[WHAT YOU SHOULD DO]
Repeat the material in full. Keep every line exactly as it is.

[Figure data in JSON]
START

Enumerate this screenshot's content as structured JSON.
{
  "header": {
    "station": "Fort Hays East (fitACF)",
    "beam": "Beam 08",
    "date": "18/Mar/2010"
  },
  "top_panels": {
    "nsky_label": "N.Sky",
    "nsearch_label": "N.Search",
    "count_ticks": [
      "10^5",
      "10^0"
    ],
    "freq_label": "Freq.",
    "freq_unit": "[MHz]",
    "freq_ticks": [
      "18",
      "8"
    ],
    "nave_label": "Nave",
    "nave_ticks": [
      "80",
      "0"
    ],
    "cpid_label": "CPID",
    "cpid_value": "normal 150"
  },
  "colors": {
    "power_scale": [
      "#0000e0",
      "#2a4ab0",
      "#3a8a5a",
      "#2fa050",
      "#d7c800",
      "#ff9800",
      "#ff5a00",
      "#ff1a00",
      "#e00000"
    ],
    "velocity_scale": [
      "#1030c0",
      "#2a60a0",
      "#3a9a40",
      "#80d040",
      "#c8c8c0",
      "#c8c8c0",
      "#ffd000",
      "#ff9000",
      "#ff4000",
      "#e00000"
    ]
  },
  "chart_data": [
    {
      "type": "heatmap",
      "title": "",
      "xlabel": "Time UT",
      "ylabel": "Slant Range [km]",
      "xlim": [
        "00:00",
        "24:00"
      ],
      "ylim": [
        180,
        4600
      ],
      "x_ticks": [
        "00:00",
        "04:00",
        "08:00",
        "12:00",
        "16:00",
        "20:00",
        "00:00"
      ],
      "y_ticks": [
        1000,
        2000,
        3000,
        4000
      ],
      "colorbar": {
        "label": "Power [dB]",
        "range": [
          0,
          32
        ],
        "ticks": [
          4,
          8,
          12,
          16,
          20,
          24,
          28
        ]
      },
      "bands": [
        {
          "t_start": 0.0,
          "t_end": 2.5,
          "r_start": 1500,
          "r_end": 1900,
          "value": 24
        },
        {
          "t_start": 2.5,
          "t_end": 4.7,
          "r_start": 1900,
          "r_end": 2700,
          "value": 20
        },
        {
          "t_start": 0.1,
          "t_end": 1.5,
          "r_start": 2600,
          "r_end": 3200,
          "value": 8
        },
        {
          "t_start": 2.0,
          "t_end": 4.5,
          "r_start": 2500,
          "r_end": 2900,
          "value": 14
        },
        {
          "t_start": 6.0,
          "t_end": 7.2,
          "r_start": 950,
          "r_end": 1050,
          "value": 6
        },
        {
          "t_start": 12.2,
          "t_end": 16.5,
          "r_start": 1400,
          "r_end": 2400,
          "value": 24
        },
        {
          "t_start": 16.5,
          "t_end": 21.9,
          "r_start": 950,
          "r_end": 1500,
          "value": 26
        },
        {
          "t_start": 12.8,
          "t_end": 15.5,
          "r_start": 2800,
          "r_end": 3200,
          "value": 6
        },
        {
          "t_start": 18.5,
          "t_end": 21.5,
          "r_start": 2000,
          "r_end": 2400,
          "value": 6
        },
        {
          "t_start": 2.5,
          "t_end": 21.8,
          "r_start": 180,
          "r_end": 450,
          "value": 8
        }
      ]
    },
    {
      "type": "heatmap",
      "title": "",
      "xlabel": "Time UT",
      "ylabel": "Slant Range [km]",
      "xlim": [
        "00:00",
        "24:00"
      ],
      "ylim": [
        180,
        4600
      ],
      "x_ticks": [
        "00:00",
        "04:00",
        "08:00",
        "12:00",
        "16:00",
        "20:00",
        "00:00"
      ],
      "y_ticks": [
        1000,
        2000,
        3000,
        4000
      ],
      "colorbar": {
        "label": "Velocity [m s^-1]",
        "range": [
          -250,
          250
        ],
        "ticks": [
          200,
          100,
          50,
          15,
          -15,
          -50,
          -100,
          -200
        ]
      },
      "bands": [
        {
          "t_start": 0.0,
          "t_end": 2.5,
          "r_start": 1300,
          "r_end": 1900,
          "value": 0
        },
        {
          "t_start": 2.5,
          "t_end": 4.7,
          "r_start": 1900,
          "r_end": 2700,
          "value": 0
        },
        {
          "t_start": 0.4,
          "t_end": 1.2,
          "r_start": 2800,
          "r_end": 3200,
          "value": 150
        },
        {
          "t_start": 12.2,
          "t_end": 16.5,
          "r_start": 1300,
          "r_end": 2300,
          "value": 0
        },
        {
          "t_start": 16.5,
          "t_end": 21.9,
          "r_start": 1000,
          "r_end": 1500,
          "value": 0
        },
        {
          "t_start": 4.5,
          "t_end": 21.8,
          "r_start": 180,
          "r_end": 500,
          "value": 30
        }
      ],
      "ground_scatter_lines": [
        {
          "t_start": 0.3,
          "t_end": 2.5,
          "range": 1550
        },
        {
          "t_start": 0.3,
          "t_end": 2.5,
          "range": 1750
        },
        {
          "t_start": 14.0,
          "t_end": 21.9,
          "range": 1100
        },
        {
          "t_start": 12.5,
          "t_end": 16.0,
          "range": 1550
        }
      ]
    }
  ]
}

END

[ANSWER TO THE PROBLEM]
Enumerate this screenshot's content as structured JSON.
{
  "header": {
    "station": "Fort Hays East (fitACF)",
    "beam": "Beam 08",
    "date": "18/Mar/2010"
  },
  "top_panels": {
    "nsky_label": "N.Sky",
    "nsearch_label": "N.Search",
    "count_ticks": [
      "10^5",
      "10^0"
    ],
    "freq_label": "Freq.",
    "freq_unit": "[MHz]",
    "freq_ticks": [
      "18",
      "8"
    ],
    "nave_label": "Nave",
    "nave_ticks": [
      "80",
      "0"
    ],
    "cpid_label": "CPID",
    "cpid_value": "normal 150"
  },
  "colors": {
    "power_scale": [
      "#0000e0",
      "#2a4ab0",
      "#3a8a5a",
      "#2fa050",
      "#d7c800",
      "#ff9800",
      "#ff5a00",
      "#ff1a00",
      "#e00000"
    ],
    "velocity_scale": [
      "#1030c0",
      "#2a60a0",
      "#3a9a40",
      "#80d040",
      "#c8c8c0",
      "#c8c8c0",
      "#ffd000",
      "#ff9000",
      "#ff4000",
      "#e00000"
    ]
  },
  "chart_data": [
    {
      "type": "heatmap",
      "title": "",
      "xlabel": "Time UT",
      "ylabel": "Slant Range [km]",
      "xlim": [
        "00:00",
        "24:00"
      ],
      "ylim": [
        180,
        4600
      ],
      "x_ticks": [
        "00:00",
        "04:00",
        "08:00",
        "12:00",
        "16:00",
        "20:00",
        "00:00"
      ],
      "y_ticks": [
        1000,
        2000,
        3000,
        4000
      ],
      "colorbar": {
        "label": "Power [dB]",
        "range": [
          0,
          32
        ],
        "ticks": [
          4,
          8,
          12,
          16,
          20,
          24,
          28
        ]
      },
      "bands": [
        {
          "t_start": 0.0,
          "t_end": 2.5,
          "r_start": 1500,
          "r_end": 1900,
          "value": 24
        },
        {
          "t_start": 2.5,
          "t_end": 4.7,
          "r_start": 1900,
          "r_end": 2700,
          "value": 20
        },
        {
          "t_start": 0.1,
          "t_end": 1.5,
          "r_start": 2600,
          "r_end": 3200,
          "value": 8
        },
        {
          "t_start": 2.0,
          "t_end": 4.5,
          "r_start": 2500,
          "r_end": 2900,
          "value": 14
        },
        {
          "t_start": 6.0,
          "t_end": 7.2,
          "r_start": 950,
          "r_end": 1050,
          "value": 6
        },
        {
          "t_start": 12.2,
          "t_end": 16.5,
          "r_start": 1400,
          "r_end": 2400,
          "value": 24
        },
        {
          "t_start": 16.5,
          "t_end": 21.9,
          "r_start": 950,
          "r_end": 1500,
          "value": 26
        },
        {
          "t_start": 12.8,
          "t_end": 15.5,
          "r_start": 2800,
          "r_end": 3200,
          "value": 6
        },
        {
          "t_start": 18.5,
          "t_end": 21.5,
          "r_start": 2000,
          "r_end": 2400,
          "value": 6
        },
        {
          "t_start": 2.5,
          "t_end": 21.8,
          "r_start": 180,
          "r_end": 450,
          "value": 8
        }
      ]
    },
    {
      "type": "heatmap",
      "title": "",
      "xlabel": "Time UT",
      "ylabel": "Slant Range [km]",
      "xlim": [
        "00:00",
        "24:00"
      ],
      "ylim": [
        180,
        4600
      ],
      "x_ticks": [
        "00:00",
        "04:00",
        "08:00",
        "12:00",
        "16:00",
        "20:00",
        "00:00"
      ],
      "y_ticks": [
        1000,
        2000,
        3000,
        4000
      ],
      "colorbar": {
        "label": "Velocity [m s^-1]",
        "range": [
          -250,
          250
        ],
        "ticks": [
          200,
          100,
          50,
          15,
          -15,
          -50,
          -100,
          -200
        ]
      },
      "bands": [
        {
          "t_start": 0.0,
          "t_end": 2.5,
          "r_start": 1300,
          "r_end": 1900,
          "value": 0
        },
        {
          "t_start": 2.5,
          "t_end": 4.7,
          "r_start": 1900,
          "r_end": 2700,
          "value": 0
        },
        {
          "t_start": 0.4,
          "t_end": 1.2,
          "r_start": 2800,
          "r_end": 3200,
          "value": 150
        },
        {
          "t_start": 12.2,
          "t_end": 16.5,
          "r_start": 1300,
          "r_end": 2300,
          "value": 0
        },
        {
          "t_start": 16.5,
          "t_end": 21.9,
          "r_start": 1000,
          "r_end": 1500,
          "value": 0
        },
        {
          "t_start": 4.5,
          "t_end": 21.8,
          "r_start": 180,
          "r_end": 500,
          "value": 30
        }
      ],
      "ground_scatter_lines": [
        {
          "t_start": 0.3,
          "t_end": 2.5,
          "range": 1550
        },
        {
          "t_start": 0.3,
          "t_end": 2.5,
          "range": 1750
        },
        {
          "t_start": 14.0,
          "t_end": 21.9,
          "range": 1100
        },
        {
          "t_start": 12.5,
          "t_end": 16.0,
          "range": 1550
        }
      ]
    }
  ]
}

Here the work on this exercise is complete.